== Record set ==

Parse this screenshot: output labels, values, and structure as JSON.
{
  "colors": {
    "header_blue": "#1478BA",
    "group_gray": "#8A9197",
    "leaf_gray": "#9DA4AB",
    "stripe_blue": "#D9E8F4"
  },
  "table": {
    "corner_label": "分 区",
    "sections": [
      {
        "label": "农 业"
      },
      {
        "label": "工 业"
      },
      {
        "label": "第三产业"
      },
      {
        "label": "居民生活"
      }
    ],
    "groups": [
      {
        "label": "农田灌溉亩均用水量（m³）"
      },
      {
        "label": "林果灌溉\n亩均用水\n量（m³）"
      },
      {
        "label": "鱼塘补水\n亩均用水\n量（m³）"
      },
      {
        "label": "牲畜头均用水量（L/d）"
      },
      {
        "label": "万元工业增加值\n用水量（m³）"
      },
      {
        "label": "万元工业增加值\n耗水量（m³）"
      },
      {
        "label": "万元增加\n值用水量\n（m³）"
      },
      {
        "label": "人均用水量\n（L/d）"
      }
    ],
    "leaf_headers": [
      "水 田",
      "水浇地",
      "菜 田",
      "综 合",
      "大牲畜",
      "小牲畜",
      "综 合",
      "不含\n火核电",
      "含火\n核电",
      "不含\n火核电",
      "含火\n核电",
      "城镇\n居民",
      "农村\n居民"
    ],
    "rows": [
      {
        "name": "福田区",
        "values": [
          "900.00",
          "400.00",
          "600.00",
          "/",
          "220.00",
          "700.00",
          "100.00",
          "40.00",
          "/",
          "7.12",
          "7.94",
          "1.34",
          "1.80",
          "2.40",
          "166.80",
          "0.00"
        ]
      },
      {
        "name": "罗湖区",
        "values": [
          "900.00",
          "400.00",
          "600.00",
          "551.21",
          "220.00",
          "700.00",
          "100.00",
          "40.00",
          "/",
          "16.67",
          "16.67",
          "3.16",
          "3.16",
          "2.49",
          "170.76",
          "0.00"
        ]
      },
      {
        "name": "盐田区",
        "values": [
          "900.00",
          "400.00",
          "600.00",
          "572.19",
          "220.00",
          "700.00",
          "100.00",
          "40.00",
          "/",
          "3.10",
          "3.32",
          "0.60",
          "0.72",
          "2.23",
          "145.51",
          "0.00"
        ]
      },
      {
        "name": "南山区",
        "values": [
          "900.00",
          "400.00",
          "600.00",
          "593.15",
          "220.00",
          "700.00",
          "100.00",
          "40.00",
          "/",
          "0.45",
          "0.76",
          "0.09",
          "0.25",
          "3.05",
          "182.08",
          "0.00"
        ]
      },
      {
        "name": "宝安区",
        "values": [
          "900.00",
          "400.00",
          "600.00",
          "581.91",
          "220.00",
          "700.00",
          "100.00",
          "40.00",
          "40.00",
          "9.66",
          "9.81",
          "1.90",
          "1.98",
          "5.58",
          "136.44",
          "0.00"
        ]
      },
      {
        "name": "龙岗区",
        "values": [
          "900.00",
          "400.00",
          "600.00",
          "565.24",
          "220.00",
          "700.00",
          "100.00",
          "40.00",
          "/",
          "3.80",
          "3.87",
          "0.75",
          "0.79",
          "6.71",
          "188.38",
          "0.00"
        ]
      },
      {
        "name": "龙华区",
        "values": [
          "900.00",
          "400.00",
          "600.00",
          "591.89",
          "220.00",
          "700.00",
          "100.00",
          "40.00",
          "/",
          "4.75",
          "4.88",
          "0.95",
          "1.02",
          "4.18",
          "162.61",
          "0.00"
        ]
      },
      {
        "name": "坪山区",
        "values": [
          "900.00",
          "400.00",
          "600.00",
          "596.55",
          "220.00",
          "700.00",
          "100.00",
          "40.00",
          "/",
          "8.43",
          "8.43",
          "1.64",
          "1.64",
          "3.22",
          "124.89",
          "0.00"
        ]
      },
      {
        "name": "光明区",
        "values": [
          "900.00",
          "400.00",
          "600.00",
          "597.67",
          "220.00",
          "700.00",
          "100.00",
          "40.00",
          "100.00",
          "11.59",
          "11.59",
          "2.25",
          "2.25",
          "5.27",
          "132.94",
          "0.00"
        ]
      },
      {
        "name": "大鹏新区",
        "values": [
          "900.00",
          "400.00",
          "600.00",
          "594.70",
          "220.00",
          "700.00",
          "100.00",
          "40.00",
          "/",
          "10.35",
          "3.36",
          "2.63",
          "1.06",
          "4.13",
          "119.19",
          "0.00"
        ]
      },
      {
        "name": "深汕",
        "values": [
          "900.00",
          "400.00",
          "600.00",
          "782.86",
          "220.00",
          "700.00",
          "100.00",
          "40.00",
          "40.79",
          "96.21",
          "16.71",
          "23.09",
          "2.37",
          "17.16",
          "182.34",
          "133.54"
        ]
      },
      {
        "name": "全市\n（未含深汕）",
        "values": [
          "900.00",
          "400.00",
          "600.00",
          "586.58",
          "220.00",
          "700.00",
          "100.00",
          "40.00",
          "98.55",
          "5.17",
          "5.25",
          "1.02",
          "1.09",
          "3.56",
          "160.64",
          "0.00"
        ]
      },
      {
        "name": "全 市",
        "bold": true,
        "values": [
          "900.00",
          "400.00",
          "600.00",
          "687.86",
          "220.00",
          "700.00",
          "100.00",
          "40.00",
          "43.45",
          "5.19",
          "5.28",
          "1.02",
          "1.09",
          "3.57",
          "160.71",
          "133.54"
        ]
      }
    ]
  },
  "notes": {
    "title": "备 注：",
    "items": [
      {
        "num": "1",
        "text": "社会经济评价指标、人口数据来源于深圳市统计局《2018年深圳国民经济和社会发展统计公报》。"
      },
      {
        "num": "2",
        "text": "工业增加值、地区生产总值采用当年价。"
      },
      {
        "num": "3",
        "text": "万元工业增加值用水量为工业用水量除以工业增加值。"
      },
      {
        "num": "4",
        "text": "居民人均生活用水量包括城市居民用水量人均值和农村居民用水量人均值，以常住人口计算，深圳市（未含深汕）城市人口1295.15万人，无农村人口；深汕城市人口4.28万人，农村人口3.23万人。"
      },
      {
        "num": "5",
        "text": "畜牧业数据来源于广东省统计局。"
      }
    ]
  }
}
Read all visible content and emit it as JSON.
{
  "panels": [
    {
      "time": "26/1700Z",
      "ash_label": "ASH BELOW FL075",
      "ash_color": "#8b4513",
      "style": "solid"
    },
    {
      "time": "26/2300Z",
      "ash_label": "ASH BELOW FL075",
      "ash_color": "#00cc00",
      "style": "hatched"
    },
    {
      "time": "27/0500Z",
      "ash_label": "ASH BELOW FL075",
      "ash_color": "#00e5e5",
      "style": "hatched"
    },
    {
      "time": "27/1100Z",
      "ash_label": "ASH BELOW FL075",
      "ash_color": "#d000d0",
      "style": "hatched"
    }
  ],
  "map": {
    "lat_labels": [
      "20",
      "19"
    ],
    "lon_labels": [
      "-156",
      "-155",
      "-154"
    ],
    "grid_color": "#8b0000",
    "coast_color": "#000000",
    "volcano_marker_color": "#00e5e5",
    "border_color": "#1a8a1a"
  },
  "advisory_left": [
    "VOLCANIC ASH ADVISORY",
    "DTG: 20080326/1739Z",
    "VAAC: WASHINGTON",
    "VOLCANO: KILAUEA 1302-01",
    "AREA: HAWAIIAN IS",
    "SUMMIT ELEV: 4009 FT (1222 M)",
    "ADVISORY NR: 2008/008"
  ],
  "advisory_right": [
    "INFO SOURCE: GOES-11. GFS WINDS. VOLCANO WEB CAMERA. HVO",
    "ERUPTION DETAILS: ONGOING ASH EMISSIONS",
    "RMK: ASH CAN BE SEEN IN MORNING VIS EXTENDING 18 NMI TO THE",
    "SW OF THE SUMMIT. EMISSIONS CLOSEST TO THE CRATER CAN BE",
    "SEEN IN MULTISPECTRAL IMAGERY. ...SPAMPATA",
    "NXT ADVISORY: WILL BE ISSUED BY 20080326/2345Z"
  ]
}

===

Work to do: Determine how many lines of the entries above carry the string "time", and give that number alone.

Correct output: 4